• **GOAL**
From the records below, pull each line that has "name".

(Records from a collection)
begin

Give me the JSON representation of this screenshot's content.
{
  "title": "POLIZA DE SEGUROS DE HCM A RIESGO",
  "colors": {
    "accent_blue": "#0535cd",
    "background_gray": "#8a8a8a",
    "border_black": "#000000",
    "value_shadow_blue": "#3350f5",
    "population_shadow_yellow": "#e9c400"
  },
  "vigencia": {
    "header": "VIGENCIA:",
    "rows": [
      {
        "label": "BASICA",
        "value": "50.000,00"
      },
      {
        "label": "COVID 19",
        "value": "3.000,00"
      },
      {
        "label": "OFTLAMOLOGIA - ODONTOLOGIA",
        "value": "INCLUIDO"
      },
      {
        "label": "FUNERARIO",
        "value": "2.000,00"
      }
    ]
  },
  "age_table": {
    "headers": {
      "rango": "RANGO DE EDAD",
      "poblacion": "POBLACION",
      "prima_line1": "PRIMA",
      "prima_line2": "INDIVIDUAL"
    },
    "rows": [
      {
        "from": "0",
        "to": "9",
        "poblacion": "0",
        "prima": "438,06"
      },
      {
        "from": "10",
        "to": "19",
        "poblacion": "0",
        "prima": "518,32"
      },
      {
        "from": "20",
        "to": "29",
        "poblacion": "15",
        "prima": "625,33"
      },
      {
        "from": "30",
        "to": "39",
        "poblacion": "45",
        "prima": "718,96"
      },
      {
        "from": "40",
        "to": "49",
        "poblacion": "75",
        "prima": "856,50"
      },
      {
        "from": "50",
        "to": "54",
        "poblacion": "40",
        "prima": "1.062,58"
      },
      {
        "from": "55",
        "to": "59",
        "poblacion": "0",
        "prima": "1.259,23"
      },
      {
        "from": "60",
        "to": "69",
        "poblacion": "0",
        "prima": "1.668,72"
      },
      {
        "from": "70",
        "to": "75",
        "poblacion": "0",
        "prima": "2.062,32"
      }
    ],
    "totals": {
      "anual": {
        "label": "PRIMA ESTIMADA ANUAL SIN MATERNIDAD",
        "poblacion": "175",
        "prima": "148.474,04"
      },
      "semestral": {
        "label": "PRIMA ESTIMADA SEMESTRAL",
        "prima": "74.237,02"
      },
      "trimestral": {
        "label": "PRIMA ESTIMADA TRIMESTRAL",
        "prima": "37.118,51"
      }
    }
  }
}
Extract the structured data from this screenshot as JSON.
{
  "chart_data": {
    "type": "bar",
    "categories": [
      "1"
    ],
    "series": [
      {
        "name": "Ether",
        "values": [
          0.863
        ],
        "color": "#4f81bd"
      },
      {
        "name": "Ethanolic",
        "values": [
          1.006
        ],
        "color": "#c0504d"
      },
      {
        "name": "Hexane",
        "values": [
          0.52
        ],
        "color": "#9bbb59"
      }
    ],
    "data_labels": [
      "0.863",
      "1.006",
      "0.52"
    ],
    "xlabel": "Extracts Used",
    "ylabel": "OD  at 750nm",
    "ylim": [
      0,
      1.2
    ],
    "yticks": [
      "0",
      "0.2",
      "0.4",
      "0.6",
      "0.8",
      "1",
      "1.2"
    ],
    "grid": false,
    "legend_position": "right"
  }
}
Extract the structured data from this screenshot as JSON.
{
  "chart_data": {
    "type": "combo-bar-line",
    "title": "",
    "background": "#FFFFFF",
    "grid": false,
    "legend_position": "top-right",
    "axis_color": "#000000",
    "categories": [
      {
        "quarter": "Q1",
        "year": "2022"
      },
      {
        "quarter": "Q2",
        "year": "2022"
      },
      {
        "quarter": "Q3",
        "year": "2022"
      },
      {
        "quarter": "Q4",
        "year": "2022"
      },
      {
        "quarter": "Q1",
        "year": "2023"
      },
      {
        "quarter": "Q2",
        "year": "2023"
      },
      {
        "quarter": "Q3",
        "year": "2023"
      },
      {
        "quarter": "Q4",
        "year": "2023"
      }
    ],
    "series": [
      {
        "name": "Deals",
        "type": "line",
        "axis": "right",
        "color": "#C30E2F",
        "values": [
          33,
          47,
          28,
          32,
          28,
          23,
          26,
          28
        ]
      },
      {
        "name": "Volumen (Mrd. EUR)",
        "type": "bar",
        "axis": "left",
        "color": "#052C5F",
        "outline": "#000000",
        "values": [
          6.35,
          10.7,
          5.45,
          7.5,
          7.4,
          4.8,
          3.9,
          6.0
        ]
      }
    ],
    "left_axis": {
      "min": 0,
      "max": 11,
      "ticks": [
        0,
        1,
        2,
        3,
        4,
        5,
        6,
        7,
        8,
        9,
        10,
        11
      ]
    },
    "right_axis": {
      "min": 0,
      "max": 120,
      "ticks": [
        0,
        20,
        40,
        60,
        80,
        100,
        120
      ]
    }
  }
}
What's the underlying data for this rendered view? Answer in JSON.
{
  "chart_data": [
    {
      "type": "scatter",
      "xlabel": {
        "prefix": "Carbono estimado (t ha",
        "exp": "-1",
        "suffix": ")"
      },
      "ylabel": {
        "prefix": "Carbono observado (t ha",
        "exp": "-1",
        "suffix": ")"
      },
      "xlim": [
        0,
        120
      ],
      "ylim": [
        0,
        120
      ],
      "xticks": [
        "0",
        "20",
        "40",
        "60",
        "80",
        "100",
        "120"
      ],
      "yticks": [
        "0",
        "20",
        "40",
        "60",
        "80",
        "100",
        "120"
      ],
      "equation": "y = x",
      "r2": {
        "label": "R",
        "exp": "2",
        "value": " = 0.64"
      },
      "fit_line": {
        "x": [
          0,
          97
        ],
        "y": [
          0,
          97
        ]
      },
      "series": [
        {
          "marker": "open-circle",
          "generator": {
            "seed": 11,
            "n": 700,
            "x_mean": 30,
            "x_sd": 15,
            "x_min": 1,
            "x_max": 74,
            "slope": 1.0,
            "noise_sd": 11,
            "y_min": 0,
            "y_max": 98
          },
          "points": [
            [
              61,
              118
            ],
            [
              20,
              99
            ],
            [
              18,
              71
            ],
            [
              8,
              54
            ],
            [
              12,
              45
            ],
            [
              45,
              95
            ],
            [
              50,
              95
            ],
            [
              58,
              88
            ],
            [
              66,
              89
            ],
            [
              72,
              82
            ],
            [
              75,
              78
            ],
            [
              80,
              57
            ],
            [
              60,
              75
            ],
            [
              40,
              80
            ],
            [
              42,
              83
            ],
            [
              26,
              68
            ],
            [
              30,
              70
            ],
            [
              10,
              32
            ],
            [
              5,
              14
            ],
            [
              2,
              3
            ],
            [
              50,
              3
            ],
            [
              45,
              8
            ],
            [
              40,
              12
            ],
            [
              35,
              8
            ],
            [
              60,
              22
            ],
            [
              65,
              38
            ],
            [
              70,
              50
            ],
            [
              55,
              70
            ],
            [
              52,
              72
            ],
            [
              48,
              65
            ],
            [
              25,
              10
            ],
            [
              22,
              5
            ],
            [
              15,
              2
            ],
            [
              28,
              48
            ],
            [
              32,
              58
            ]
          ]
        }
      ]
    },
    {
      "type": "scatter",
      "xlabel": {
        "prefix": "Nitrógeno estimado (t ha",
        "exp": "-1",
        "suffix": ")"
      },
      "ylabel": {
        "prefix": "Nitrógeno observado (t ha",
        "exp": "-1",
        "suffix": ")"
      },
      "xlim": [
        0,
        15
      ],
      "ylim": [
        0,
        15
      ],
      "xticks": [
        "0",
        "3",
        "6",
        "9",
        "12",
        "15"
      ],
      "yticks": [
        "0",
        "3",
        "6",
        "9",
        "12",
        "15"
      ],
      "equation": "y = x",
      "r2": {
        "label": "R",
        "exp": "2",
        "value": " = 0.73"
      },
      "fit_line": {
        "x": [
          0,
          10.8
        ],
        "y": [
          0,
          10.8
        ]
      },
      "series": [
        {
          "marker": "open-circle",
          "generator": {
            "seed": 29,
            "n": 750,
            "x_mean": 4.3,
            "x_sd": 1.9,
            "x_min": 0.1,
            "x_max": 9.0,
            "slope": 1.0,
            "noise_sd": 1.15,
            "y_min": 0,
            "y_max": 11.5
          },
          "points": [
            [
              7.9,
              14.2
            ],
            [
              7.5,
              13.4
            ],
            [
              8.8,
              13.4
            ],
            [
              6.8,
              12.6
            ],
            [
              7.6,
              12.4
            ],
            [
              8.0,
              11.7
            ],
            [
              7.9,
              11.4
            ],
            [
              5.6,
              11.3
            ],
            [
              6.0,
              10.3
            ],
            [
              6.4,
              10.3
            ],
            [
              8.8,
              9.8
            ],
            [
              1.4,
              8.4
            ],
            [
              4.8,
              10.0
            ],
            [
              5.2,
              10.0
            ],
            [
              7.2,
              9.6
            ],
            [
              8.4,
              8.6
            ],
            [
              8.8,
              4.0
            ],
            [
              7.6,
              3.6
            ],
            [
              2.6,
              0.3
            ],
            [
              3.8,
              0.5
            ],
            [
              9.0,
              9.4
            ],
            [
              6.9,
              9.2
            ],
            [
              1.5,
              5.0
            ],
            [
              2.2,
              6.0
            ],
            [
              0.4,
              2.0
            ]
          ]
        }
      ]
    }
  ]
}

end

• **RESULT**
        "name": "Ether",
        "name": "Ethanolic",
        "name": "Hexane",
        "name": "Deals",
        "name": "Volumen (Mrd. EUR)",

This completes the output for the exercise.